Stored items from a collection:
--------------------------------

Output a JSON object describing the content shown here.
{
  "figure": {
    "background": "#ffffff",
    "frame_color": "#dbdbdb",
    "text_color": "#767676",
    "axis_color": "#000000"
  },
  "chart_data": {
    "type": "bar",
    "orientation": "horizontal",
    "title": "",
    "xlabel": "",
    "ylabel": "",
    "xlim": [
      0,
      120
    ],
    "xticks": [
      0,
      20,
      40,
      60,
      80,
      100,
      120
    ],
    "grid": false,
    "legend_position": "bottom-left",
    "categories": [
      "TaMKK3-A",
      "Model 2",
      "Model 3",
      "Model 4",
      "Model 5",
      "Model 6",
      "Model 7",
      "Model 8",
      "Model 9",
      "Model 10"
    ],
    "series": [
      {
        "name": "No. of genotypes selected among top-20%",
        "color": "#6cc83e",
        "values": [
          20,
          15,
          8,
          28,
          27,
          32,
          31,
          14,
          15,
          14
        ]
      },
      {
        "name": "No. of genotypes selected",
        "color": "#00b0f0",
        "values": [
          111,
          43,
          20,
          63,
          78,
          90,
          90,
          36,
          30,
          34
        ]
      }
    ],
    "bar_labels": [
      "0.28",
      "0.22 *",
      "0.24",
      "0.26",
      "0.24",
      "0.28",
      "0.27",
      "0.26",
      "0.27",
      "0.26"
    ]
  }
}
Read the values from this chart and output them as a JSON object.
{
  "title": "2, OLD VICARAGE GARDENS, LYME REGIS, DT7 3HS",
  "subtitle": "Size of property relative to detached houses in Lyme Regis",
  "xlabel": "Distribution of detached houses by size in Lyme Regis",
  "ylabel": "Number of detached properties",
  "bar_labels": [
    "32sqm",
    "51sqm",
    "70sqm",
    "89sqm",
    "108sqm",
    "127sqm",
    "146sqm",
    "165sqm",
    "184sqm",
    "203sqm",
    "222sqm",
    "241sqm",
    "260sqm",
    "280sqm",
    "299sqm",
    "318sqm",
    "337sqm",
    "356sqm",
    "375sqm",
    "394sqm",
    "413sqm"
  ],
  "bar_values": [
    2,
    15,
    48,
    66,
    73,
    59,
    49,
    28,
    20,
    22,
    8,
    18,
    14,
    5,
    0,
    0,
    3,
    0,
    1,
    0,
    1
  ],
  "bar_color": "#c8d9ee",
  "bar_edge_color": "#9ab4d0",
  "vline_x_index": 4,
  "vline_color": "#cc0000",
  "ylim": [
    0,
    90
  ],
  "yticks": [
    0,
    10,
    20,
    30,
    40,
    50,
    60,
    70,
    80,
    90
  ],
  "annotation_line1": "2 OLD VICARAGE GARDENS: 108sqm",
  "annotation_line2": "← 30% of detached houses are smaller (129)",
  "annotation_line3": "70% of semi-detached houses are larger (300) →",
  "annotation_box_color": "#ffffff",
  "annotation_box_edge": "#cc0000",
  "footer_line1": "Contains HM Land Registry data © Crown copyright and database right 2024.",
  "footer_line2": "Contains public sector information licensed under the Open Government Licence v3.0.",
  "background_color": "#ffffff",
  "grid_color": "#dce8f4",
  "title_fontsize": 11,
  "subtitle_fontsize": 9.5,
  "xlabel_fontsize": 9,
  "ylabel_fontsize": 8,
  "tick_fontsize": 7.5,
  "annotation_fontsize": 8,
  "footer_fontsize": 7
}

--------------------------------

Extract the complete data, matching each line exactly.

:: TASK OUTPUT ::
Output a JSON object describing the content shown here.
{
  "figure": {
    "background": "#ffffff",
    "frame_color": "#dbdbdb",
    "text_color": "#767676",
    "axis_color": "#000000"
  },
  "chart_data": {
    "type": "bar",
    "orientation": "horizontal",
    "title": "",
    "xlabel": "",
    "ylabel": "",
    "xlim": [
      0,
      120
    ],
    "xticks": [
      0,
      20,
      40,
      60,
      80,
      100,
      120
    ],
    "grid": false,
    "legend_position": "bottom-left",
    "categories": [
      "TaMKK3-A",
      "Model 2",
      "Model 3",
      "Model 4",
      "Model 5",
      "Model 6",
      "Model 7",
      "Model 8",
      "Model 9",
      "Model 10"
    ],
    "series": [
      {
        "name": "No. of genotypes selected among top-20%",
        "color": "#6cc83e",
        "values": [
          20,
          15,
          8,
          28,
          27,
          32,
          31,
          14,
          15,
          14
        ]
      },
      {
        "name": "No. of genotypes selected",
        "color": "#00b0f0",
        "values": [
          111,
          43,
          20,
          63,
          78,
          90,
          90,
          36,
          30,
          34
        ]
      }
    ],
    "bar_labels": [
      "0.28",
      "0.22 *",
      "0.24",
      "0.26",
      "0.24",
      "0.28",
      "0.27",
      "0.26",
      "0.27",
      "0.26"
    ]
  }
}
Read the values from this chart and output them as a JSON object.
{
  "title": "2, OLD VICARAGE GARDENS, LYME REGIS, DT7 3HS",
  "subtitle": "Size of property relative to detached houses in Lyme Regis",
  "xlabel": "Distribution of detached houses by size in Lyme Regis",
  "ylabel": "Number of detached properties",
  "bar_labels": [
    "32sqm",
    "51sqm",
    "70sqm",
    "89sqm",
    "108sqm",
    "127sqm",
    "146sqm",
    "165sqm",
    "184sqm",
    "203sqm",
    "222sqm",
    "241sqm",
    "260sqm",
    "280sqm",
    "299sqm",
    "318sqm",
    "337sqm",
    "356sqm",
    "375sqm",
    "394sqm",
    "413sqm"
  ],
  "bar_values": [
    2,
    15,
    48,
    66,
    73,
    59,
    49,
    28,
    20,
    22,
    8,
    18,
    14,
    5,
    0,
    0,
    3,
    0,
    1,
    0,
    1
  ],
  "bar_color": "#c8d9ee",
  "bar_edge_color": "#9ab4d0",
  "vline_x_index": 4,
  "vline_color": "#cc0000",
  "ylim": [
    0,
    90
  ],
  "yticks": [
    0,
    10,
    20,
    30,
    40,
    50,
    60,
    70,
    80,
    90
  ],
  "annotation_line1": "2 OLD VICARAGE GARDENS: 108sqm",
  "annotation_line2": "← 30% of detached houses are smaller (129)",
  "annotation_line3": "70% of semi-detached houses are larger (300) →",
  "annotation_box_color": "#ffffff",
  "annotation_box_edge": "#cc0000",
  "footer_line1": "Contains HM Land Registry data © Crown copyright and database right 2024.",
  "footer_line2": "Contains public sector information licensed under the Open Government Licence v3.0.",
  "background_color": "#ffffff",
  "grid_color": "#dce8f4",
  "title_fontsize": 11,
  "subtitle_fontsize": 9.5,
  "xlabel_fontsize": 9,
  "ylabel_fontsize": 8,
  "tick_fontsize": 7.5,
  "annotation_fontsize": 8,
  "footer_fontsize": 7
}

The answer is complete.